** Task statement **
A single number is the answer here: how many lines of the entries contain "Genre"?

** Records to process **
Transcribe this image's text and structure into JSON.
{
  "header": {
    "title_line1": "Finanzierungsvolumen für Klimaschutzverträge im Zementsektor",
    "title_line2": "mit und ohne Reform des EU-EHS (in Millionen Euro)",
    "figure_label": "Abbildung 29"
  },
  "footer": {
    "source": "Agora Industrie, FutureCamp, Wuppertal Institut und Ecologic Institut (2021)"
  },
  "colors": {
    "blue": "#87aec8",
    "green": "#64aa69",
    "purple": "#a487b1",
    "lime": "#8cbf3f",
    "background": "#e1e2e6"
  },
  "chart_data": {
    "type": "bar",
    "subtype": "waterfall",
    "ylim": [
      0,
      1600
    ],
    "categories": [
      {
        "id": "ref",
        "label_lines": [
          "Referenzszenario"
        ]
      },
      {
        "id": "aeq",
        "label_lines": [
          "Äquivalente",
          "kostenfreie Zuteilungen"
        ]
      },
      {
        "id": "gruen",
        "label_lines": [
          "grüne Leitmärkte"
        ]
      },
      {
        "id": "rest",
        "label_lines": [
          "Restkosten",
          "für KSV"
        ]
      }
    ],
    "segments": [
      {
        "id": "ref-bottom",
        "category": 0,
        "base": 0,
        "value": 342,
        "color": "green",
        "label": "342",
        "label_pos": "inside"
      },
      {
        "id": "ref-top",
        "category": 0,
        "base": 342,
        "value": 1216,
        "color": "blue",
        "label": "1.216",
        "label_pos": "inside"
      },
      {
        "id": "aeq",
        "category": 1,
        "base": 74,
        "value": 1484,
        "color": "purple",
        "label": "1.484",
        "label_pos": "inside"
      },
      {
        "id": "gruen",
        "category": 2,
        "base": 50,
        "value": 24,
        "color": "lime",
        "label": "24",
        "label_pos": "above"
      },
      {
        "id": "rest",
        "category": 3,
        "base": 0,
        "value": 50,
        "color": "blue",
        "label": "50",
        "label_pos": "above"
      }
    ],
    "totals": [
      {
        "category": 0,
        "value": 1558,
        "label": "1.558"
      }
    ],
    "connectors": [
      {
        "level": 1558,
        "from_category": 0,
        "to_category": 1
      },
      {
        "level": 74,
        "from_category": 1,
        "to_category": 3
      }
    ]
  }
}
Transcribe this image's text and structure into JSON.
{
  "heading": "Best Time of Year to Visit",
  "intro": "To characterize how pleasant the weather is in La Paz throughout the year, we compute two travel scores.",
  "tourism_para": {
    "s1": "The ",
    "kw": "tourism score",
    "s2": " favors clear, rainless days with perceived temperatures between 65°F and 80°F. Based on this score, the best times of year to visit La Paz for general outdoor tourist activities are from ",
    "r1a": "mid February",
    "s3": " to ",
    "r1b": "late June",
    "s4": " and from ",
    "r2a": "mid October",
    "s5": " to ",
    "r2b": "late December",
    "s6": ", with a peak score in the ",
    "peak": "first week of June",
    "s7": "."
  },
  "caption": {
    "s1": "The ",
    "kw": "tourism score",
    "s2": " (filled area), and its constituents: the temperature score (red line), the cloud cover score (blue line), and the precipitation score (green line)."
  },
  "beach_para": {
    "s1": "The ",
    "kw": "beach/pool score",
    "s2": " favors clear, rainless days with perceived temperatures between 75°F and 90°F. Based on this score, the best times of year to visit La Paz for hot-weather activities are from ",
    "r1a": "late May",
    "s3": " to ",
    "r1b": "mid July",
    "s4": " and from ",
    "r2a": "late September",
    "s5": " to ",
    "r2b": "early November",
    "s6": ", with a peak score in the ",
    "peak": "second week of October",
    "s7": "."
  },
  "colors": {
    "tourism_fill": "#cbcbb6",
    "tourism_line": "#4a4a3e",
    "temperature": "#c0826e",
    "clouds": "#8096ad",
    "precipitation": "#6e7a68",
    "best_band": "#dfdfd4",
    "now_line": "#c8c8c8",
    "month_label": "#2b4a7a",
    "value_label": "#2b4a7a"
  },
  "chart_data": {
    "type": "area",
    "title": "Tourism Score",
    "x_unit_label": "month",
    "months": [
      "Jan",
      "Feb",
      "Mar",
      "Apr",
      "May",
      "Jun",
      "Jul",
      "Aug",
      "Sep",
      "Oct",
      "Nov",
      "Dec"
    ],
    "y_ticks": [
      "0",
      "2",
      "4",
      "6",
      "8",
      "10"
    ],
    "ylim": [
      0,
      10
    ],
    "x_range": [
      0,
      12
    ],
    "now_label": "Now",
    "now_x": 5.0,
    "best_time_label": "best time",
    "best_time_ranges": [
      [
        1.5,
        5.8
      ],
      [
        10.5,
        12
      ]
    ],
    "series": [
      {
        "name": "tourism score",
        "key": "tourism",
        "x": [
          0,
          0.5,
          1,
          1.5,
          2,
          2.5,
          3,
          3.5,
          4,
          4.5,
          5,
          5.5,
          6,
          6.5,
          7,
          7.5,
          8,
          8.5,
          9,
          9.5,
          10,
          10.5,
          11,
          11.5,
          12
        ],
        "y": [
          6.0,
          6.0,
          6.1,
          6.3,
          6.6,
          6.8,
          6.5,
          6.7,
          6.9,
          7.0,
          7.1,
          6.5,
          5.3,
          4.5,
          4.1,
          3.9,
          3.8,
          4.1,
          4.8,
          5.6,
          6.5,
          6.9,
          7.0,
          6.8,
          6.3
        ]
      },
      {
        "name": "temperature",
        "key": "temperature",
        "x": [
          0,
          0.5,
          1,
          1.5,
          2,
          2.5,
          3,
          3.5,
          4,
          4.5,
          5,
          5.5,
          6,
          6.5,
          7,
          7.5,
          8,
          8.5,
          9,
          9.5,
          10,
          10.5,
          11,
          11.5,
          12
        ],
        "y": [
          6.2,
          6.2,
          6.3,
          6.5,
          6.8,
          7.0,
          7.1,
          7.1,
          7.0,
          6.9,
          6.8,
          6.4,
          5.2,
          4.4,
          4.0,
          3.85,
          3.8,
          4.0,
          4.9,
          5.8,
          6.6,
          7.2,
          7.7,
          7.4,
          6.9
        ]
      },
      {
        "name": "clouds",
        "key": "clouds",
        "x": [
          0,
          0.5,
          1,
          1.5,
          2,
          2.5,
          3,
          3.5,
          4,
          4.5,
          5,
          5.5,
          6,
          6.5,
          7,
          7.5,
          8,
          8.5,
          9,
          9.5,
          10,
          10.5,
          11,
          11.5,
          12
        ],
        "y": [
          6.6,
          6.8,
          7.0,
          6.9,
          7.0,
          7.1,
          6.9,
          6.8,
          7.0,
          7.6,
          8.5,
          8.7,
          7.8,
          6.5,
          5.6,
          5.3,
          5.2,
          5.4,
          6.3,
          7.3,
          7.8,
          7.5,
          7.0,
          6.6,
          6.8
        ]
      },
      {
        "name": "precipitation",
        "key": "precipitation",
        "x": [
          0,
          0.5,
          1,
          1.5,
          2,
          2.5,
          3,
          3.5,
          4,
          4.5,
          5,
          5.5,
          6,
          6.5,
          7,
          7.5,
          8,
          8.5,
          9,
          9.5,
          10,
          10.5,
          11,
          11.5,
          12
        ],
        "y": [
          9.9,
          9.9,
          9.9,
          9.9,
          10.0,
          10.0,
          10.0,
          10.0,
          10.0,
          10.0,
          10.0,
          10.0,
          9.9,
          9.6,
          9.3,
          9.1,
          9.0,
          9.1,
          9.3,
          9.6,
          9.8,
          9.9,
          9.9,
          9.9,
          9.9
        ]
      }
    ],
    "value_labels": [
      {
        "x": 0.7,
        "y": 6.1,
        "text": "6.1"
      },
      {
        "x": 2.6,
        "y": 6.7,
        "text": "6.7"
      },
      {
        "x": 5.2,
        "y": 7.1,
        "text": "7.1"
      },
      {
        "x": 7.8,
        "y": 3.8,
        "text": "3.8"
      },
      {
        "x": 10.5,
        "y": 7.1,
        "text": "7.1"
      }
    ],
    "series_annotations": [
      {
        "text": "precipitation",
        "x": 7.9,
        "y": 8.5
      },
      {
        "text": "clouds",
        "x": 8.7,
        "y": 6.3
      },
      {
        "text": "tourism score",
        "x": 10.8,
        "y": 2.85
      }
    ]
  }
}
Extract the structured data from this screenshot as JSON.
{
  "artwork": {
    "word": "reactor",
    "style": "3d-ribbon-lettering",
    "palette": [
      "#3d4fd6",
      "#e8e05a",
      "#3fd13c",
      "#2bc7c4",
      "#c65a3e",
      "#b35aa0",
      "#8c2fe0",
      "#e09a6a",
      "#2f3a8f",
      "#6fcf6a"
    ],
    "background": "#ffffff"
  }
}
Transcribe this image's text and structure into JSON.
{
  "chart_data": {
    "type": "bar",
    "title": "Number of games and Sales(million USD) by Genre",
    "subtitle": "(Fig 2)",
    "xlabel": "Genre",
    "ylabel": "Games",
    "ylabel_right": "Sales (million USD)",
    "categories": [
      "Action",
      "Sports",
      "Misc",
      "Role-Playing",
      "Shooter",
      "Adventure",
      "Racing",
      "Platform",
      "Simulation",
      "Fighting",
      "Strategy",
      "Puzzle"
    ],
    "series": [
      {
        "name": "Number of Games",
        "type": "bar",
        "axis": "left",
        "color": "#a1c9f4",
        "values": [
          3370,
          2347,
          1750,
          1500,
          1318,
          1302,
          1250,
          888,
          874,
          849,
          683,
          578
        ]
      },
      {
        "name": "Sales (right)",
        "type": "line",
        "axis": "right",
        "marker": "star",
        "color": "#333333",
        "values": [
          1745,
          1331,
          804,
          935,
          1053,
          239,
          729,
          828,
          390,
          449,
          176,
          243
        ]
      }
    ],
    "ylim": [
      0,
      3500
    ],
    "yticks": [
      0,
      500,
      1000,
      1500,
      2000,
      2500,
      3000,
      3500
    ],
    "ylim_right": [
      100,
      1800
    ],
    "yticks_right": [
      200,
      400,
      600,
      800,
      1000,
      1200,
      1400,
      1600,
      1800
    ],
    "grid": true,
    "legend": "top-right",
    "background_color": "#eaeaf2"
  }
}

** Reply **
2